:: Set exercise 1 ::
Please extract the passage about Siddhartha, word for word and in full.

== Reading passage ==

Unable to quench his thirst for truth, knowledge, and wisdom he and his close

friend, Govinda, left the village to join the Samanas, a group of ascetics,

holy men. For three years Siddhartha and Govinda lived the life of the

Samanas, by having no possessions, living in the forests, begging for food,

fasting, meditating, and practicing self-denial. They wanted to be empty of

thirst, dreams, pleasure, and sorrow. They tried to let the "Self" within them

die and to finally reach Nirvana. Without satisfaction, they moved on and

followed Gotama, the Illustrious One, Buddha. After hearing the preachings of

Gotama, Siddhartha was again unsatisfied in his search for truth. He decided

to leave but Govinda stayed behind. After his departure he suddenly became

aware of the immediate, physical world. His deadened senses had awakened. He

discovered that the "Self" lived in both worlds, the physical and the ascetic,

pure world.


     On his journey, he crossed a river with the help of a ferryman and

arrived at a town where he fell in love with Kamala, a beautiful courtesan.

===
== Supplied records ==

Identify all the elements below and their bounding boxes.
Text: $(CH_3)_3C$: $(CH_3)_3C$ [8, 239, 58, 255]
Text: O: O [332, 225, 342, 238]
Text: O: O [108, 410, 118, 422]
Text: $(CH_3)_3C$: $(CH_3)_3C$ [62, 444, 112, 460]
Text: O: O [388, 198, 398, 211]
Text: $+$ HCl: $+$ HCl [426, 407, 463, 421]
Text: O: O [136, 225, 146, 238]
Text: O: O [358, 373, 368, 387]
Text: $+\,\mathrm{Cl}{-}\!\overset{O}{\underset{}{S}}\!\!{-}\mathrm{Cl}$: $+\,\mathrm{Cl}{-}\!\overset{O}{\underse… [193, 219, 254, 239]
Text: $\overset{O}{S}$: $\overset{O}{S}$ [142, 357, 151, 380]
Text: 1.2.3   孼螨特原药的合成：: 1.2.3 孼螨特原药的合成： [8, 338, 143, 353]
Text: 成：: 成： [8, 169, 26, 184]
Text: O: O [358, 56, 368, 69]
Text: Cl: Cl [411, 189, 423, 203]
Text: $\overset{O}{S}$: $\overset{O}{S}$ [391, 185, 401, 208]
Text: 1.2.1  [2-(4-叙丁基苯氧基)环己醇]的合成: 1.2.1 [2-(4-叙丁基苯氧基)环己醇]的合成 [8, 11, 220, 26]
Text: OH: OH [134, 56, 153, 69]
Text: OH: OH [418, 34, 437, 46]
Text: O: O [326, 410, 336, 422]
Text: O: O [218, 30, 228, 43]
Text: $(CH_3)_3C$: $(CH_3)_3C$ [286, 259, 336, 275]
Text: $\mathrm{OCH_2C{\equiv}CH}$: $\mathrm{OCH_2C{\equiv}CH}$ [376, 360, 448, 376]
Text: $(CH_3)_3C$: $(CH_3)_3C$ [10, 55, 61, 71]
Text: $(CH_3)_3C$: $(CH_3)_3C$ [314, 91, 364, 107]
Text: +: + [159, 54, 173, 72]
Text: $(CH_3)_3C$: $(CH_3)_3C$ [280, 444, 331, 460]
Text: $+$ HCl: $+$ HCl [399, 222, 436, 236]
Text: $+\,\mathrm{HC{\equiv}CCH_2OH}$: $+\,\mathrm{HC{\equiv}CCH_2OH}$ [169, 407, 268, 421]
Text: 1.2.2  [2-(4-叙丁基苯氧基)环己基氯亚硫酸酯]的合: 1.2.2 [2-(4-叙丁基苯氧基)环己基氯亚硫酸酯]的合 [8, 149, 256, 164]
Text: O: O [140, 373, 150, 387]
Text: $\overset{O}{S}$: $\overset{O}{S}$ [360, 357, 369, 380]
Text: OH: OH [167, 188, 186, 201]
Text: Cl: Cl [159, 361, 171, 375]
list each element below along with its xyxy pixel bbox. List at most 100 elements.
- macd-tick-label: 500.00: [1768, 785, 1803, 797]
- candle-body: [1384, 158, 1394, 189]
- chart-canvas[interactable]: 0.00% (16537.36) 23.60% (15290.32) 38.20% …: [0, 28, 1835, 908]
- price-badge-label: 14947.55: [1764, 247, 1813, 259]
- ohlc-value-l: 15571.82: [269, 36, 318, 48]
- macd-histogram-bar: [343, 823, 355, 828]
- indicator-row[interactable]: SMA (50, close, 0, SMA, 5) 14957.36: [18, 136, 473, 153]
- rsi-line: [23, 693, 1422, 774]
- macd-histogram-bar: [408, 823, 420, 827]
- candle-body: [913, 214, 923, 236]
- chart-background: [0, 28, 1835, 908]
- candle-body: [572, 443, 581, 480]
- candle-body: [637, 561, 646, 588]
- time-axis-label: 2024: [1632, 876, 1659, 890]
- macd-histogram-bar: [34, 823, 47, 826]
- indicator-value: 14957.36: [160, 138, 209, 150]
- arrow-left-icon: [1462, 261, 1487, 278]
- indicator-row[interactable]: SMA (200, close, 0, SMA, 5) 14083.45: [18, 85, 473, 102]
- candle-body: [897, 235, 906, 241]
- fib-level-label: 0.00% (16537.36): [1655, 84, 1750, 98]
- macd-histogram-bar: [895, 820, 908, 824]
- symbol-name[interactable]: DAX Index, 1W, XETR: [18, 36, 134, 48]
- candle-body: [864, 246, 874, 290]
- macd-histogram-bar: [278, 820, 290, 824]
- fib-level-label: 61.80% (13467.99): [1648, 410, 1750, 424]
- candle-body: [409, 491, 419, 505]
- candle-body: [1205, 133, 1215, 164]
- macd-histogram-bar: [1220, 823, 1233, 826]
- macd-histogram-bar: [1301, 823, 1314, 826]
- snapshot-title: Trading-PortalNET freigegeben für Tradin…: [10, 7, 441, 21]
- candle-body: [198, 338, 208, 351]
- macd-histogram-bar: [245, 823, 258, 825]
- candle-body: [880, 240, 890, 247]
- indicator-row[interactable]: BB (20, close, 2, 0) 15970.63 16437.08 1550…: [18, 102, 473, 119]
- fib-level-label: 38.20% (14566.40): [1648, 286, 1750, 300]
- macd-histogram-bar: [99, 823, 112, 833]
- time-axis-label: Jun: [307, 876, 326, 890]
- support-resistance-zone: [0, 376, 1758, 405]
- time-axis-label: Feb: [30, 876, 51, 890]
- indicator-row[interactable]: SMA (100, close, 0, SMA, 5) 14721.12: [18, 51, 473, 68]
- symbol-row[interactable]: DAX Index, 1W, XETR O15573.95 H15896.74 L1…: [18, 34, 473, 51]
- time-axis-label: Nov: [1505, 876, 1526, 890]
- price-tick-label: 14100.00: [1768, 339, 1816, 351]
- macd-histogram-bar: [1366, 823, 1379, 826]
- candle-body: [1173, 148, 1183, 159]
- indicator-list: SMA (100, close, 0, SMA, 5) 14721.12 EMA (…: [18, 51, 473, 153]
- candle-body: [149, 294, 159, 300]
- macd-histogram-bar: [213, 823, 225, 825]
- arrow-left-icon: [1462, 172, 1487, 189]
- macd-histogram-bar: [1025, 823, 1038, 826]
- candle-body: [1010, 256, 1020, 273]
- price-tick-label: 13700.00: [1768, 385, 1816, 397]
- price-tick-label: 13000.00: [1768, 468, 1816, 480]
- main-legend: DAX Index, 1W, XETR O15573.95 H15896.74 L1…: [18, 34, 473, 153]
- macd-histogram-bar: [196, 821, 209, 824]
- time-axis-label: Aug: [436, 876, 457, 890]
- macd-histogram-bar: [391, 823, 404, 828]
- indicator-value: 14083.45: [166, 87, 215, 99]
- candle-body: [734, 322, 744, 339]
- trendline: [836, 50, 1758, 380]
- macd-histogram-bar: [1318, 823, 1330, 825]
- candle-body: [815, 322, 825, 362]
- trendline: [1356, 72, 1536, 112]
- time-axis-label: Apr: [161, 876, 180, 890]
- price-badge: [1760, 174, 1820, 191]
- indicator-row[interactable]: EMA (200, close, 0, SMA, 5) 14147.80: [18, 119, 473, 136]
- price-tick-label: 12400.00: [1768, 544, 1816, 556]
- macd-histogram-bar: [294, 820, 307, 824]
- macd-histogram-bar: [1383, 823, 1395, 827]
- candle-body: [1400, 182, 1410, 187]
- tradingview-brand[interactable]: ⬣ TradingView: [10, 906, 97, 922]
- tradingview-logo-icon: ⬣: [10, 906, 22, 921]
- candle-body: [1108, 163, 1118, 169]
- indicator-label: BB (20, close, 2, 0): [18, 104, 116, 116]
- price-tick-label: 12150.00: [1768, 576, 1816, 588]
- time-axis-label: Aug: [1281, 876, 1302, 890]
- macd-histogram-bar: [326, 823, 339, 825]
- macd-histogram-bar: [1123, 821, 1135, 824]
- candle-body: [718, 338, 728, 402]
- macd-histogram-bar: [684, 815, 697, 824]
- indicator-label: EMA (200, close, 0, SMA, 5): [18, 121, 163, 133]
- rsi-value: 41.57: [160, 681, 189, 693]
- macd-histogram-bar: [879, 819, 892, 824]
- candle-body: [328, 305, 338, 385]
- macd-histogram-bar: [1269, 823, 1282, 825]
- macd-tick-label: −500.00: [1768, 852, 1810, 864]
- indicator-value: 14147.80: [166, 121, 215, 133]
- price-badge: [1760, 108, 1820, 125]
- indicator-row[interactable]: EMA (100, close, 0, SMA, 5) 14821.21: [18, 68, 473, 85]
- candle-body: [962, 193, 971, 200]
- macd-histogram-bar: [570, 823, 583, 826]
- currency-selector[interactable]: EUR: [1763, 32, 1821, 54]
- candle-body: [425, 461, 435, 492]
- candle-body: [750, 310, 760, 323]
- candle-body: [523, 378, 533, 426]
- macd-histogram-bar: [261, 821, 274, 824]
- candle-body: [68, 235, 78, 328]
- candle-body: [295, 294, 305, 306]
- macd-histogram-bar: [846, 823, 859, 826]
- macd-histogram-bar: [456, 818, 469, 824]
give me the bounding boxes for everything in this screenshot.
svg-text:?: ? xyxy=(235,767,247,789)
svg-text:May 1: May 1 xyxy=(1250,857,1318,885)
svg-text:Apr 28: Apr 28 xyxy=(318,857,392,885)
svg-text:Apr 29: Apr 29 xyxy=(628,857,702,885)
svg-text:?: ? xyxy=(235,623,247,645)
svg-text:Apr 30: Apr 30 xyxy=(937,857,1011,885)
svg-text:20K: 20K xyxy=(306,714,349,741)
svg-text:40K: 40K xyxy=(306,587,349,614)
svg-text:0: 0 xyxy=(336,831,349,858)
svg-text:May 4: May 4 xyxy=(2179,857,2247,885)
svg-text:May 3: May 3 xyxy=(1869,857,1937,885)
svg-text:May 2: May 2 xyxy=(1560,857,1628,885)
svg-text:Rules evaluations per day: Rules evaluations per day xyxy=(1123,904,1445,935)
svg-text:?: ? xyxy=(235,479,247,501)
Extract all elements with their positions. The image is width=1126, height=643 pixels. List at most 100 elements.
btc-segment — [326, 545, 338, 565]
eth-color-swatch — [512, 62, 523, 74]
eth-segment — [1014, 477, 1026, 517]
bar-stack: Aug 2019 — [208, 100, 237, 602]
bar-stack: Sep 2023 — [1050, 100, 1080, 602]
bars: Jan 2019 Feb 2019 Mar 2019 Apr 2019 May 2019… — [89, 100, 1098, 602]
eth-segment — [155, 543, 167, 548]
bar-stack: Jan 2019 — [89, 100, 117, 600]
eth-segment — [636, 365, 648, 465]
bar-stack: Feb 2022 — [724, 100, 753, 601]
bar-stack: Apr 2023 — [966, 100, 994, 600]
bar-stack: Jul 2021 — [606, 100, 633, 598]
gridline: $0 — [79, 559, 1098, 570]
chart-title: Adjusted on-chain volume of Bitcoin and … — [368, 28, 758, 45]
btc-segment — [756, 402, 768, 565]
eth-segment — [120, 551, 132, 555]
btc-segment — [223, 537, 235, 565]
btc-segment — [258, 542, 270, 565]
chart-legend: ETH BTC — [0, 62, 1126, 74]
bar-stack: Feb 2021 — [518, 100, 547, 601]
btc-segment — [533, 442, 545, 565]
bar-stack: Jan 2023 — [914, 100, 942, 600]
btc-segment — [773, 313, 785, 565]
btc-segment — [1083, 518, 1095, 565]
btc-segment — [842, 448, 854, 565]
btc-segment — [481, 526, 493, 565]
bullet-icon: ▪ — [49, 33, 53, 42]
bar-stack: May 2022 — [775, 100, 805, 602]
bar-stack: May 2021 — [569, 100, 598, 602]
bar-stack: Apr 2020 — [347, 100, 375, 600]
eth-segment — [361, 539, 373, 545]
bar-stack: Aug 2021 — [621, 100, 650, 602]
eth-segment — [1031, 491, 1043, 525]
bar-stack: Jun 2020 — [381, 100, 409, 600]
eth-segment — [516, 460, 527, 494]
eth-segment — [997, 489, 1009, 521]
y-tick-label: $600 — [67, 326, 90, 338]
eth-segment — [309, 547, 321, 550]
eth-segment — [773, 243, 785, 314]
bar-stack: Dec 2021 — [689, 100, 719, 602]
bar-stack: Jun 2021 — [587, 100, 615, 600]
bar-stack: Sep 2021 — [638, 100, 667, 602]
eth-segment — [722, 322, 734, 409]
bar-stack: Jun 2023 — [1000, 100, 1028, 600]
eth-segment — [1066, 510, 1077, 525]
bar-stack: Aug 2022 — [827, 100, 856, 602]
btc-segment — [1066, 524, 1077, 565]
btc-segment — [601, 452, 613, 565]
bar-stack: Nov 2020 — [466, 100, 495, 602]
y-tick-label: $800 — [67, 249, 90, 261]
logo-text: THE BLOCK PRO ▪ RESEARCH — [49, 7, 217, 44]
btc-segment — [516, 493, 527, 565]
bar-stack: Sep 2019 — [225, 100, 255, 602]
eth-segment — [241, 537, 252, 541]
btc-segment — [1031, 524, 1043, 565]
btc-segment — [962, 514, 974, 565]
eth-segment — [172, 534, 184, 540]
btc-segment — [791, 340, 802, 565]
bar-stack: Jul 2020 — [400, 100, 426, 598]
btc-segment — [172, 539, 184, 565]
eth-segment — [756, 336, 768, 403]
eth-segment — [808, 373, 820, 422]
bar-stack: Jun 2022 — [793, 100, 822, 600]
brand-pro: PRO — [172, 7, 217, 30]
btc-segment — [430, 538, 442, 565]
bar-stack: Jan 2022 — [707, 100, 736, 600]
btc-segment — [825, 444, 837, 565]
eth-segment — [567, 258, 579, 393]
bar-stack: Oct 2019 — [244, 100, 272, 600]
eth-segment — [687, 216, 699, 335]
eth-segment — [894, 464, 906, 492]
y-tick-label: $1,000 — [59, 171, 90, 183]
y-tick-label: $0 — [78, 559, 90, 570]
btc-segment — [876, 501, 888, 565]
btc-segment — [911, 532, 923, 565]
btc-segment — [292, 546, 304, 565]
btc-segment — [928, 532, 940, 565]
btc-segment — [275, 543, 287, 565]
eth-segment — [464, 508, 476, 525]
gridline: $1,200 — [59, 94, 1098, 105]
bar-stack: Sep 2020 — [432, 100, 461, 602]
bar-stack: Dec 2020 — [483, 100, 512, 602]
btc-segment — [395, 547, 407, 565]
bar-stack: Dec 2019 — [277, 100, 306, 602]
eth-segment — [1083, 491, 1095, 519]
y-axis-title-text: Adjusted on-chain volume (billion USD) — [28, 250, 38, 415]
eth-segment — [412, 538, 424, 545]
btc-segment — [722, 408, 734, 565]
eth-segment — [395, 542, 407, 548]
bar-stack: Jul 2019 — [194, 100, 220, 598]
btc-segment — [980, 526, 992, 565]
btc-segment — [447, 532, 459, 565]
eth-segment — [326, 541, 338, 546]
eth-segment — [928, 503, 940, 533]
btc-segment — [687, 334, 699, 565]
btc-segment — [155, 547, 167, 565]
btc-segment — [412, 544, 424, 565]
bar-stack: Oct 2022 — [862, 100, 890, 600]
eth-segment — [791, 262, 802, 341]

===

:: Set exercise 2 ::
Copy the stretch of the entries from their first line through the line containing "Text: O: O [358, 373, 368, 387]", character for character, and nothing beyond it.

:: Task solution 1 ::
Unable to quench his thirst for truth, knowledge, and wisdom he and his close

friend, Govinda, left the village to join the Samanas, a group of ascetics,

holy men. For three years Siddhartha and Govinda lived the life of the

Samanas, by having no possessions, living in the forests, begging for food,

fasting, meditating, and practicing self-denial. They wanted to be empty of

thirst, dreams, pleasure, and sorrow. They tried to let the "Self" within them

die and to finally reach Nirvana. Without satisfaction, they moved on and

followed Gotama, the Illustrious One, Buddha. After hearing the preachings of

Gotama, Siddhartha was again unsatisfied in his search for truth. He decided

to leave but Govinda stayed behind. After his departure he suddenly became

aware of the immediate, physical world. His deadened senses had awakened. He

discovered that the "Self" lived in both worlds, the physical and the ascetic,

pure world.


     On his journey, he crossed a river with the help of a ferryman and

arrived at a town where he fell in love with Kamala, a beautiful courtesan.

:: Task solution 2 ::
Identify all the elements below and their bounding boxes.
Text: $(CH_3)_3C$: $(CH_3)_3C$ [8, 239, 58, 255]
Text: O: O [332, 225, 342, 238]
Text: O: O [108, 410, 118, 422]
Text: $(CH_3)_3C$: $(CH_3)_3C$ [62, 444, 112, 460]
Text: O: O [388, 198, 398, 211]
Text: $+$ HCl: $+$ HCl [426, 407, 463, 421]
Text: O: O [136, 225, 146, 238]
Text: O: O [358, 373, 368, 387]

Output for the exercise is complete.